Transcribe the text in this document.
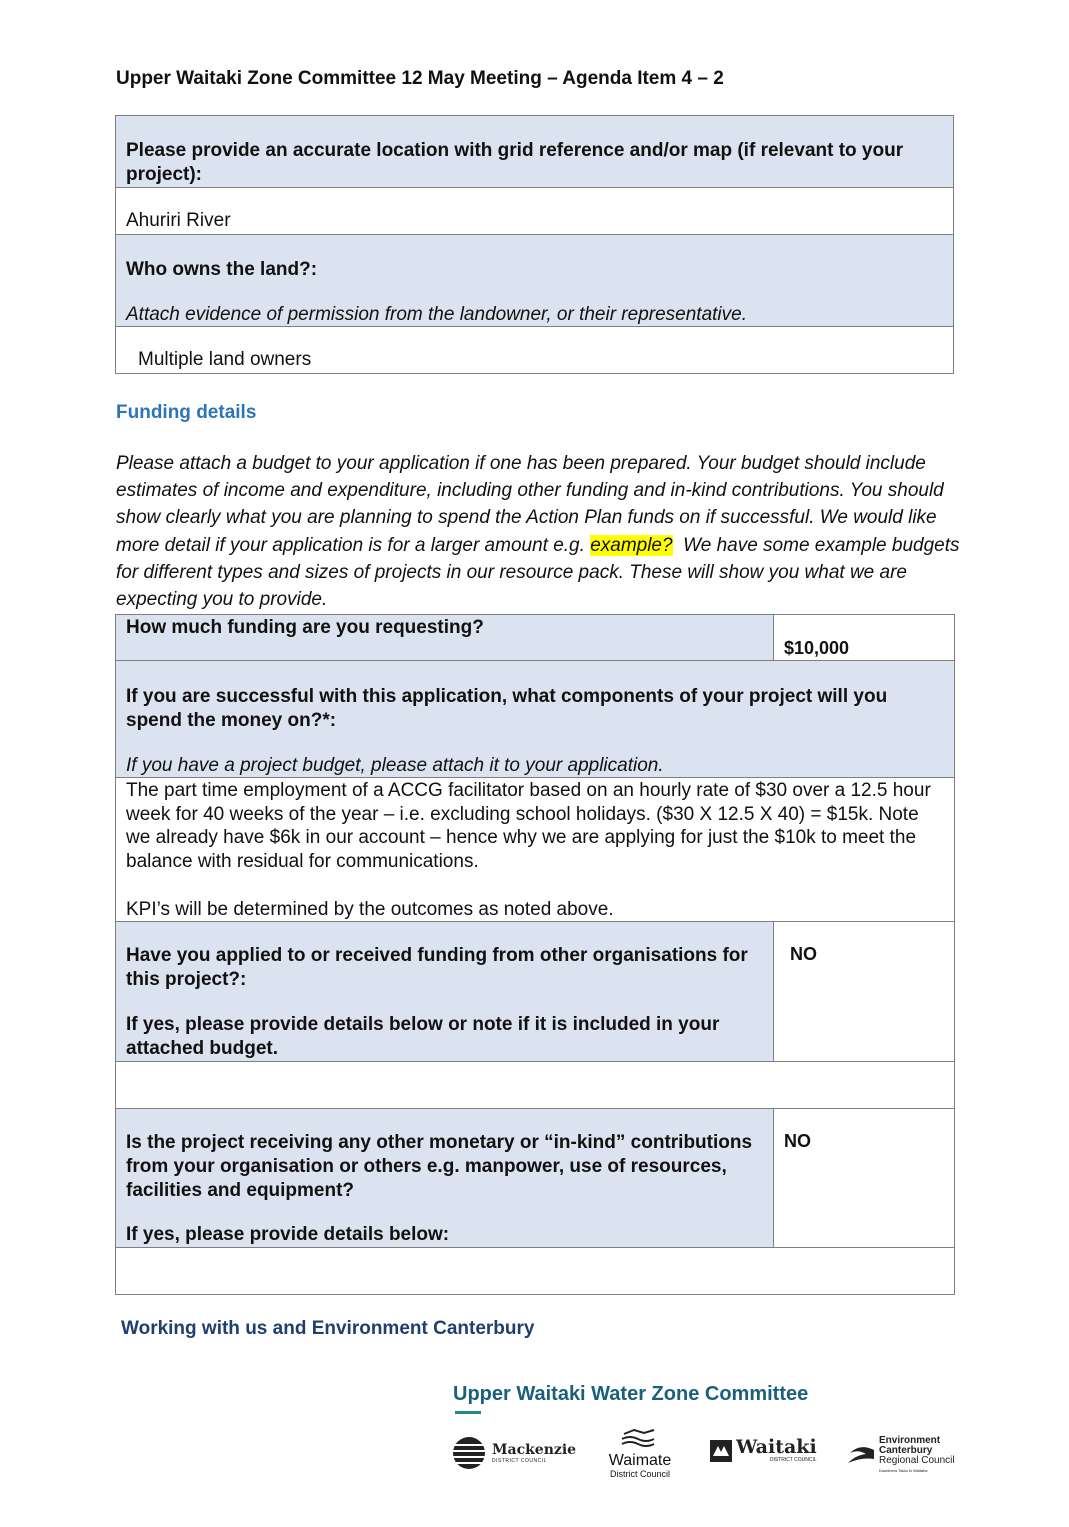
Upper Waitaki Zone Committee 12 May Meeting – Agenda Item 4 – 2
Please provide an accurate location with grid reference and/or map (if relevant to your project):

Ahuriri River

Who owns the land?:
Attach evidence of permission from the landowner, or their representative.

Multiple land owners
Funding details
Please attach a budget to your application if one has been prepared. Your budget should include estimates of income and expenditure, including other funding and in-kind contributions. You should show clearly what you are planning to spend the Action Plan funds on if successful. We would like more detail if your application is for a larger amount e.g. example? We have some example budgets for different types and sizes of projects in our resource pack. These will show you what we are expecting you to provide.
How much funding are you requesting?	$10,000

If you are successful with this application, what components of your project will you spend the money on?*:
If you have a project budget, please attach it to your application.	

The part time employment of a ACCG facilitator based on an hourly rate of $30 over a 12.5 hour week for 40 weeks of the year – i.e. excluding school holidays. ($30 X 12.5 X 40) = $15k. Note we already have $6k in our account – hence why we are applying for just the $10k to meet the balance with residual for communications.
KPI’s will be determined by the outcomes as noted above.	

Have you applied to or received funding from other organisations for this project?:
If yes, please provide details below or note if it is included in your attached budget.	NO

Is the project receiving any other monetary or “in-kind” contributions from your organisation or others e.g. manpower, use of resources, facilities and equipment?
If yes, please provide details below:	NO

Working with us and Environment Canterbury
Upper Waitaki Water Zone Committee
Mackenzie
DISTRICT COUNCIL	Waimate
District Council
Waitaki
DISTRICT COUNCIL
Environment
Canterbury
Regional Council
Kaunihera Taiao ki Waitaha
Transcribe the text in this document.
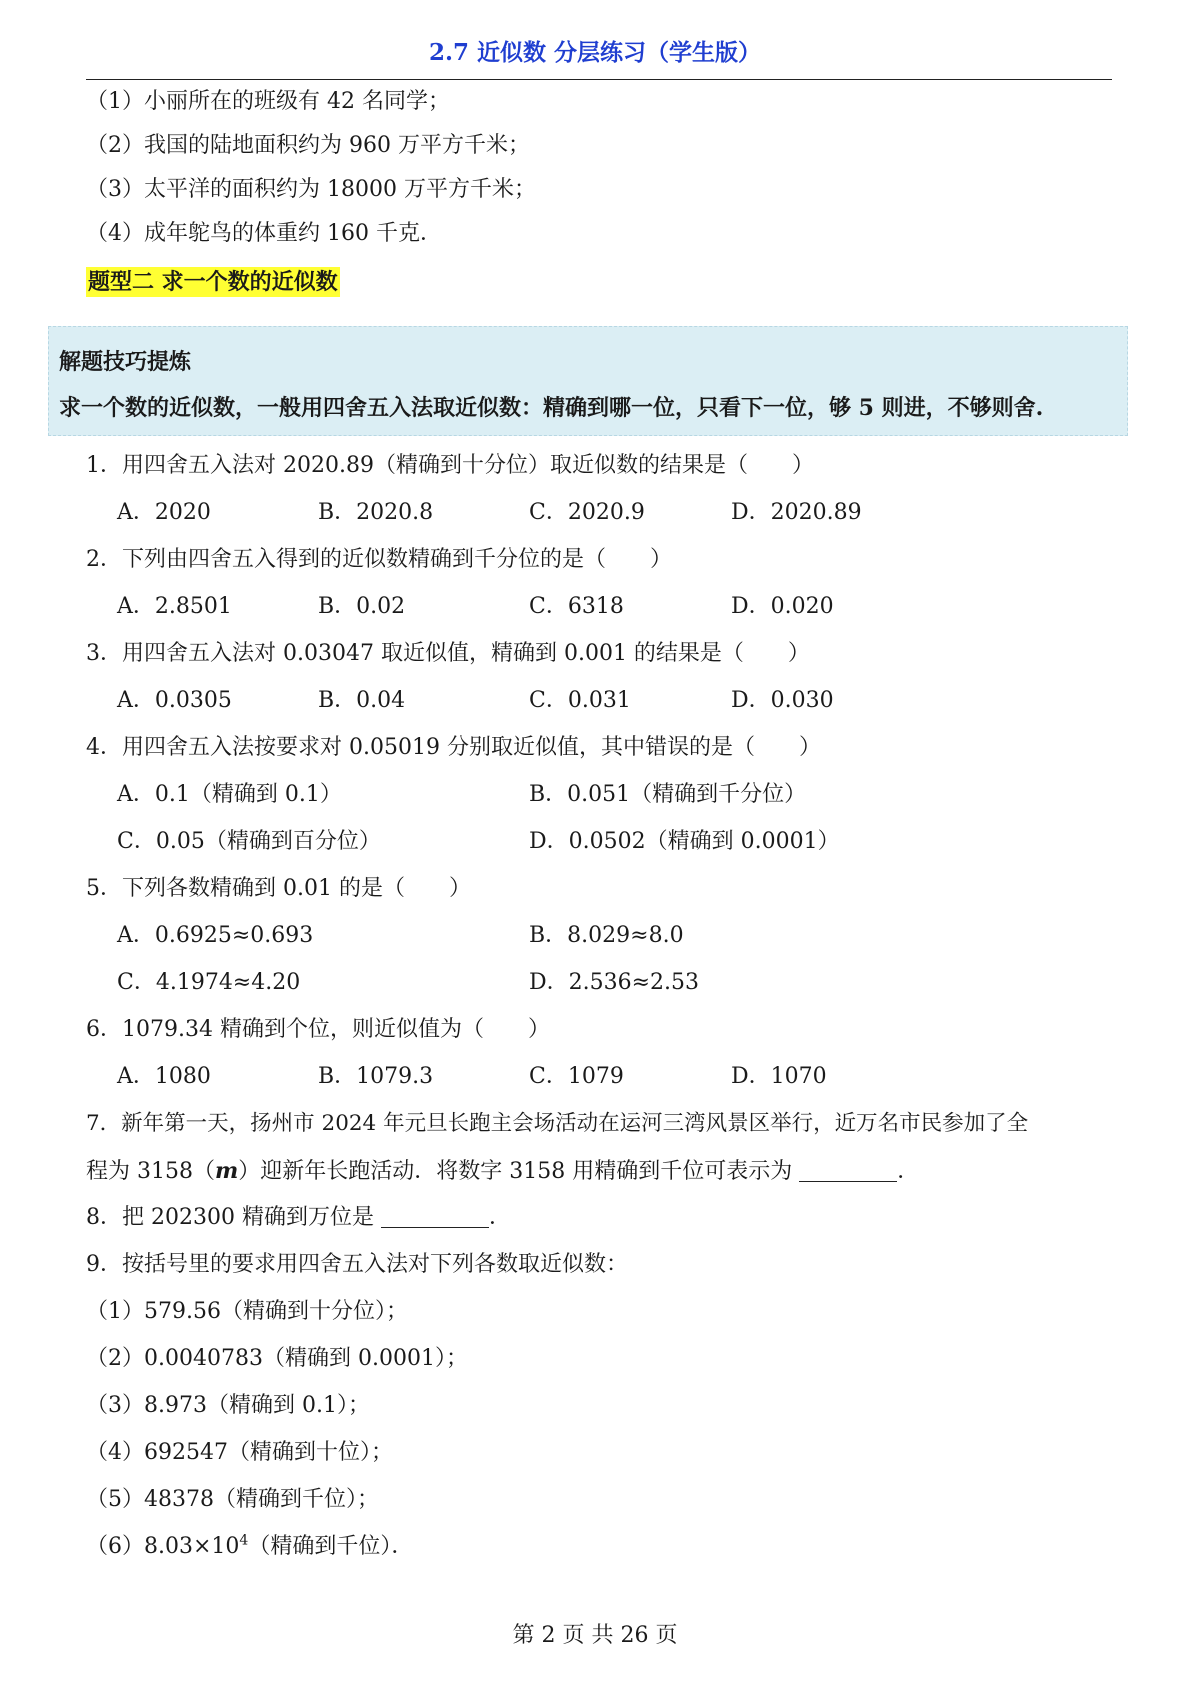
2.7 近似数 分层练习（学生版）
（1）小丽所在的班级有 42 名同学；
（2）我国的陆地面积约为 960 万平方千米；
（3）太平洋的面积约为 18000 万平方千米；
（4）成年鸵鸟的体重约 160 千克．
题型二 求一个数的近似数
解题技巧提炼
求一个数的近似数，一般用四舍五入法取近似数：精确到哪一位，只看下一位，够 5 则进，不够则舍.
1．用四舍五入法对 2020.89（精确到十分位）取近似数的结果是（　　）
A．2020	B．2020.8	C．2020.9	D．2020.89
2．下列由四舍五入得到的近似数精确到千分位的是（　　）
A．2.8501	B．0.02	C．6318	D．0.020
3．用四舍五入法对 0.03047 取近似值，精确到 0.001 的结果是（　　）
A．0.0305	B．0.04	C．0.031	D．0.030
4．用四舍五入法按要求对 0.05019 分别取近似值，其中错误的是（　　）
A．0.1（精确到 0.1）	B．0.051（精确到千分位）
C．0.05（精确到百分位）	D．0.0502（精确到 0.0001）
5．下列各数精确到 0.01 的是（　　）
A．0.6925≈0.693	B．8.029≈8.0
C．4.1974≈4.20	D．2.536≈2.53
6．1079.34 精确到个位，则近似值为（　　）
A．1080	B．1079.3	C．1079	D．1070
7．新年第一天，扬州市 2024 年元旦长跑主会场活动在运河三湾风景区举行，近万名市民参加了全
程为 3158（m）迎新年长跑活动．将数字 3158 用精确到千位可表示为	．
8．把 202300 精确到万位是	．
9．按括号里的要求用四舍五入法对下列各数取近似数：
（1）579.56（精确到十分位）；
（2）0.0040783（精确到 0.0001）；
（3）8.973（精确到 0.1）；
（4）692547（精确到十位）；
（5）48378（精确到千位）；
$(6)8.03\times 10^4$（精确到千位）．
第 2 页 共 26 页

**TASK DETAILS:**
Reproduce each entry verbatim, excluding any embedded images.

**RESPONSE TO THE TASK:**
Transcribe the text in this document.
Upper Waitaki Zone Committee 12 May Meeting – Agenda Item 4 – 2
Please provide an accurate location with grid reference and/or map (if relevant to your project):

Ahuriri River

Who owns the land?:
Attach evidence of permission from the landowner, or their representative.

Multiple land owners
Funding details
Please attach a budget to your application if one has been prepared. Your budget should include estimates of income and expenditure, including other funding and in-kind contributions. You should show clearly what you are planning to spend the Action Plan funds on if successful. We would like more detail if your application is for a larger amount e.g. example? We have some example budgets for different types and sizes of projects in our resource pack. These will show you what we are expecting you to provide.
How much funding are you requesting?	$10,000

If you are successful with this application, what components of your project will you spend the money on?*:
If you have a project budget, please attach it to your application.	

The part time employment of a ACCG facilitator based on an hourly rate of $30 over a 12.5 hour week for 40 weeks of the year – i.e. excluding school holidays. ($30 X 12.5 X 40) = $15k. Note we already have $6k in our account – hence why we are applying for just the $10k to meet the balance with residual for communications.
KPI’s will be determined by the outcomes as noted above.	

Have you applied to or received funding from other organisations for this project?:
If yes, please provide details below or note if it is included in your attached budget.	NO

Is the project receiving any other monetary or “in-kind” contributions from your organisation or others e.g. manpower, use of resources, facilities and equipment?
If yes, please provide details below:	NO

Working with us and Environment Canterbury
Upper Waitaki Water Zone Committee
Mackenzie
DISTRICT COUNCIL	Waimate
District Council
Waitaki
DISTRICT COUNCIL
Environment
Canterbury
Regional Council
Kaunihera Taiao ki Waitaha
Transcribe the text in this document.
2.7 近似数 分层练习（学生版）
（1）小丽所在的班级有 42 名同学；
（2）我国的陆地面积约为 960 万平方千米；
（3）太平洋的面积约为 18000 万平方千米；
（4）成年鸵鸟的体重约 160 千克．
题型二 求一个数的近似数
解题技巧提炼
求一个数的近似数，一般用四舍五入法取近似数：精确到哪一位，只看下一位，够 5 则进，不够则舍.
1．用四舍五入法对 2020.89（精确到十分位）取近似数的结果是（　　）
A．2020	B．2020.8	C．2020.9	D．2020.89
2．下列由四舍五入得到的近似数精确到千分位的是（　　）
A．2.8501	B．0.02	C．6318	D．0.020
3．用四舍五入法对 0.03047 取近似值，精确到 0.001 的结果是（　　）
A．0.0305	B．0.04	C．0.031	D．0.030
4．用四舍五入法按要求对 0.05019 分别取近似值，其中错误的是（　　）
A．0.1（精确到 0.1）	B．0.051（精确到千分位）
C．0.05（精确到百分位）	D．0.0502（精确到 0.0001）
5．下列各数精确到 0.01 的是（　　）
A．0.6925≈0.693	B．8.029≈8.0
C．4.1974≈4.20	D．2.536≈2.53
6．1079.34 精确到个位，则近似值为（　　）
A．1080	B．1079.3	C．1079	D．1070
7．新年第一天，扬州市 2024 年元旦长跑主会场活动在运河三湾风景区举行，近万名市民参加了全
程为 3158（m）迎新年长跑活动．将数字 3158 用精确到千位可表示为	．
8．把 202300 精确到万位是	．
9．按括号里的要求用四舍五入法对下列各数取近似数：
（1）579.56（精确到十分位）；
（2）0.0040783（精确到 0.0001）；
（3）8.973（精确到 0.1）；
（4）692547（精确到十位）；
（5）48378（精确到千位）；
$(6)8.03\times 10^4$（精确到千位）．
第 2 页 共 26 页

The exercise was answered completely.